Requirement = Give every entry again, word for word and in full.

━━ Material provided

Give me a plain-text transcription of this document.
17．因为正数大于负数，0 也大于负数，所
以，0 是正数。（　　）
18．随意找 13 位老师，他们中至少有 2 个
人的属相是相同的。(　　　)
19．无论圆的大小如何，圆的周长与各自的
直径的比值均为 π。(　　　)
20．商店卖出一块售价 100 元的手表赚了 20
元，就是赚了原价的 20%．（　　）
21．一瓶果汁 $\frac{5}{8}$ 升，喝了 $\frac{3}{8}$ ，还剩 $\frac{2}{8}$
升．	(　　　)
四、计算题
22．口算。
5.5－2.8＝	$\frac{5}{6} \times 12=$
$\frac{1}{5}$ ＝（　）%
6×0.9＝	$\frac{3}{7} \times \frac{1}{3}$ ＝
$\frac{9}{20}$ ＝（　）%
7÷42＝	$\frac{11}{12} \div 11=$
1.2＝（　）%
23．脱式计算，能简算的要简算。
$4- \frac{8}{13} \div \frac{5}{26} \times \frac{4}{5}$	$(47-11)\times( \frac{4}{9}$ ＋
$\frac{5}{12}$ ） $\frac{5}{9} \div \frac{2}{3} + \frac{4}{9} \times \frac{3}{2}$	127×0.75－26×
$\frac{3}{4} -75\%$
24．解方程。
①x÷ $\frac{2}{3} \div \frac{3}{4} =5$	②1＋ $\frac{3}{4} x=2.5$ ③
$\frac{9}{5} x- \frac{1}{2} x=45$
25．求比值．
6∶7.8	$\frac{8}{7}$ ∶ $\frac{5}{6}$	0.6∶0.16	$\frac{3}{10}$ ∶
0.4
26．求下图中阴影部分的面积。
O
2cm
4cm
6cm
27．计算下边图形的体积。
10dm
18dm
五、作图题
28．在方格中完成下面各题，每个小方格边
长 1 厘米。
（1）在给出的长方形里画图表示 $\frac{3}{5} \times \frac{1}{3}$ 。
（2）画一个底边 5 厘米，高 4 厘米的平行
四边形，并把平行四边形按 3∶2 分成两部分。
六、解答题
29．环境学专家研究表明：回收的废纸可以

━━━━

Answer to this task =
Give me a plain-text transcription of this document.
17．因为正数大于负数，0 也大于负数，所
以，0 是正数。（　　）
18．随意找 13 位老师，他们中至少有 2 个
人的属相是相同的。(　　　)
19．无论圆的大小如何，圆的周长与各自的
直径的比值均为 π。(　　　)
20．商店卖出一块售价 100 元的手表赚了 20
元，就是赚了原价的 20%．（　　）
21．一瓶果汁 $\frac{5}{8}$ 升，喝了 $\frac{3}{8}$ ，还剩 $\frac{2}{8}$
升．	(　　　)
四、计算题
22．口算。
5.5－2.8＝	$\frac{5}{6} \times 12=$
$\frac{1}{5}$ ＝（　）%
6×0.9＝	$\frac{3}{7} \times \frac{1}{3}$ ＝
$\frac{9}{20}$ ＝（　）%
7÷42＝	$\frac{11}{12} \div 11=$
1.2＝（　）%
23．脱式计算，能简算的要简算。
$4- \frac{8}{13} \div \frac{5}{26} \times \frac{4}{5}$	$(47-11)\times( \frac{4}{9}$ ＋
$\frac{5}{12}$ ） $\frac{5}{9} \div \frac{2}{3} + \frac{4}{9} \times \frac{3}{2}$	127×0.75－26×
$\frac{3}{4} -75\%$
24．解方程。
①x÷ $\frac{2}{3} \div \frac{3}{4} =5$	②1＋ $\frac{3}{4} x=2.5$ ③
$\frac{9}{5} x- \frac{1}{2} x=45$
25．求比值．
6∶7.8	$\frac{8}{7}$ ∶ $\frac{5}{6}$	0.6∶0.16	$\frac{3}{10}$ ∶
0.4
26．求下图中阴影部分的面积。
O
2cm
4cm
6cm
27．计算下边图形的体积。
10dm
18dm
五、作图题
28．在方格中完成下面各题，每个小方格边
长 1 厘米。
（1）在给出的长方形里画图表示 $\frac{3}{5} \times \frac{1}{3}$ 。
（2）画一个底边 5 厘米，高 4 厘米的平行
四边形，并把平行四边形按 3∶2 分成两部分。
六、解答题
29．环境学专家研究表明：回收的废纸可以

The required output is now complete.